As pete says, I do not see any reason to use consequent pole winding in single speed machine and that too in generators, where harmonics will be a big problem when consequent pole winding is used. As you say, it is typically used in single winding two speed low voltage motors.


Also, a 120 deg phase band does not mean automatically consequent pole winding. It defines only the phase spread of the winding and not the pole to pole connections.

Again a more common 60 deg phase spread gives about 15% more fundamental distribution factor (0.955/0.827) as compared to a 120 deg phase spread. Since this gives a 15% more output for a given current, a 60 deg spread is preferrred by winding designers.


pete,

You mentioned about that you will get to look at the actual winding. May be you can post here what sort of winding is actually there.

 
Hi; Electricpete & Edison123.

I’ll wish to answer your questions but I never designed a Generator winding this fashion, I have found a few (2 on Electric Products Generators with this winding).

What I found is that connecting the winding is simplified since the amount of jumpers is reduced. If the question about 1 – 4 jumper as compared to length for standard 60°Grouping, the length of the phase coils terminal lead is like that for a std 1 – 7 jumper coil. For this winding the simplification is great since all your groups are lines or neutral (4, 5&6) for 6 circuits. Probably this winding has six terminal leads (1 to 6) around the winding with six connection points to each lead and no jumpers.

Supplied information
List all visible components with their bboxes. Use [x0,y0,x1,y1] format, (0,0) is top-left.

...

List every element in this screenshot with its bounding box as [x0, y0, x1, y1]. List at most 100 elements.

Your tasks
1. In the discussion of generator windings, how much more fundamental distribution factor does a 60 deg phase spread give than a 120 deg phase spread?
2. Proceed with the discussion of consequent pole generator windings, picking up after its last sentence.
The records were taken from a different source than the text.

Results
1. About 15% more (0.955/0.827).

2.
Edison, remember that at a given instant, the fem induced on each conductor has amplitude and angle related to the position (slot) it keeps between each North and South Pole, then when connected in series with other conductors the resultant voltage will be the vectorial addition of all the fems in the series conductors. That is true for the fundamental and any harmonic. The designer should optimize the resultant voltage for the Fundamental and minimize total voltage result for harmonics. I think that this winding eliminates totally the 3rd harmonic (I have read that wye connection does too, in regular windings). You could try to find a distribution factor by the books and rules or better, make the analysis of this particular array. There are some few generators outside with non conventional windings.
 
My thought, like edison, is that this design would produce higher space harmonics.

aolalde has correctly decuded this is in fact an Electric Products Generator. Based on that and his other comments, something tells me he knows a lot more about electric machines than me.

We will be rewedging this generator and I will have a change to take a look at the connections.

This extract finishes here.